═════ TEKS BACAAN ═════

Laurel Hubbard
Libero.id - Selain aksi politis beberapa atlet Arab yang memboikot Israel, membelotnya atlet Belarus ke Polandia, atau simbol X atlet Amerika Serikat (AS), Olimpiade 2020 juga diwarnai kontroversi atlet transgender. Dia adalah atlat angkat besai Selandia Baru, Laurel Hubbard.
Keberadaan Hubbard di gelandang Olimpiade langsung memunculkan kontroversi. Bukan dengan alasan agama atau moral, melainkan murni olahraga.
Pria yang kemudian menjadi wanita, bukankah dia masih memiliki tenaga laki-laki, meski dengan kemasan wanita? Apakah itu adil untuk atlet putri lainnya? Mungkinkah itu dapat dianggap sebagai bentuk kecurangan? Kenapa IOC memperbolehkannya? Itulah pertanyaan yang muncul di Tokyo tahun ini.
"Saya melihat Olimpiade sebagai perayaan global dari harapan, cita-cita, dan nilai-nilai kami, dan saya ingin berterima kasih kepada IOC atas komitmennya untuk membuat olahraga inklusif dan dapat diakses. Saya di sini bukan untuk mengubah dunia," kata Hubbard, dilansir BBC Sport.
Lahir dengan nama Gavin Hubbard, Laurel pertama kali muncul sebagai atlet wanita pada 2017. Dua tahun kemudian, kemenangannya di kelas 87kg pada Pacific Games di Samoa memicu tuduhan ketidakadilan. Sebab, dia telah hidup sebagai pria selama tiga dekade sebelum menjadi wanita pada 2012.

═════ BAGIAN DATA ═════

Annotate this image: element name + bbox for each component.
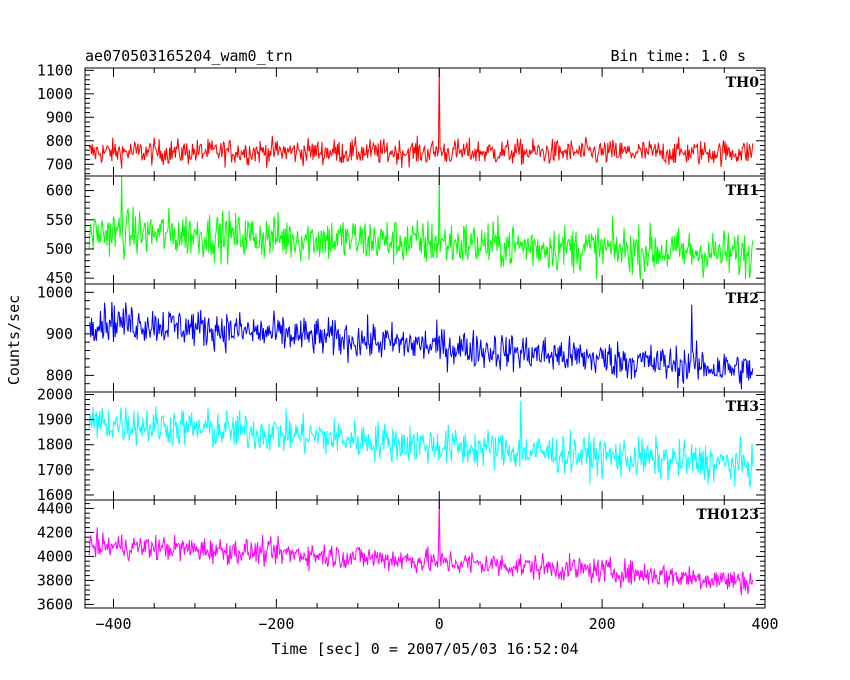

═════

» **TUGAS YANG DIKERJAKAN**
(a) Salin seluruh bagian teks tentang Laurel Hubbard, dari "Pria yang kemudian" terus sampai "Tokyo tahun ini.".
(b) Teruskan teks tentang Laurel Hubbard, mulai setelah kalimat terakhir yang tercantum.

» **JAWABAN TIAP TUGAS**
(a)
Pria yang kemudian menjadi wanita, bukankah dia masih memiliki tenaga laki-laki, meski dengan kemasan wanita? Apakah itu adil untuk atlet putri lainnya? Mungkinkah itu dapat dianggap sebagai bentuk kecurangan? Kenapa IOC memperbolehkannya? Itulah pertanyaan yang muncul di Tokyo tahun ini.

(b)
Dalam wawancara pada 2017, Hubbard berharap orang-orang akan memahami dan terbuka untuk dirinya bersaing sebagai seorang wanita. "Orang-orang percaya apa yang mereka yakini ketika mereka diperlihatkan sesuatu yang mungkin baru dan berbeda dari apa yang mereka ketahui. Itu naluriah untuk bersikap defensif," kata Hubbard.
"Bukan tugas saya untuk mengubah apa yang mereka pikirkan, apa yang mereka rasakan, dan apa yang mereka yakini. Saya hanya berharap mereka melihat gambaran yang lebih besar, daripada hanya mempercayai apa pun yang mungkin dikatakan oleh naluri mereka," tambah Hubbard.
Rekam jejak Hubbard di olahraga
Sebagai junior, Hubbard adalah pemegang rekor nasional dan mengangkat total 300 kg pada kompetisi pria domestik sebelum berhenti terlalu dini pada 2001 dalam usia 23 tahun. Sekarang, di usia 43 tahun, dia menjadi lifter tertua ketiga dalam sejarah Olimpiade.
"Jika anda melihat seseorang seperti anda berprestasi di panggung dunia, ini adalah kesempatan yang sangat bagus untuk melihat bahwa ada jalan," ujar Ashley Abbott dari Komite Olimpiade Selandia Baru (NOCNZ).
Sejak kembali ke kompetisi, Hubbard telah memenangkan tujuh medali emas turnamen internasional. Setelah menderita cedera siku saat Commonwealth Games 2018, dia mengira kariernya sudah berakhir. Tapi, dia berjuang kembali dan memenangkan emas di Pacific Games 2019 dan finish keenam di Kejuaraan Dunia.
Di Tokyo, Hubbard tampil di nomor 87 kg putri. Dia memiliki kesempatan untuk meraih emas karena angkata terbaiknya di kualifikasi adalah 285 kg. Itu adalah yang tertinggi keempat dari mereka yang memenuhi syarat untuk bersaing . Itu juga berarti 50 kg lebih rendah dari lifter terbaik China unggulan utama Olimpiade, Li Wenwen.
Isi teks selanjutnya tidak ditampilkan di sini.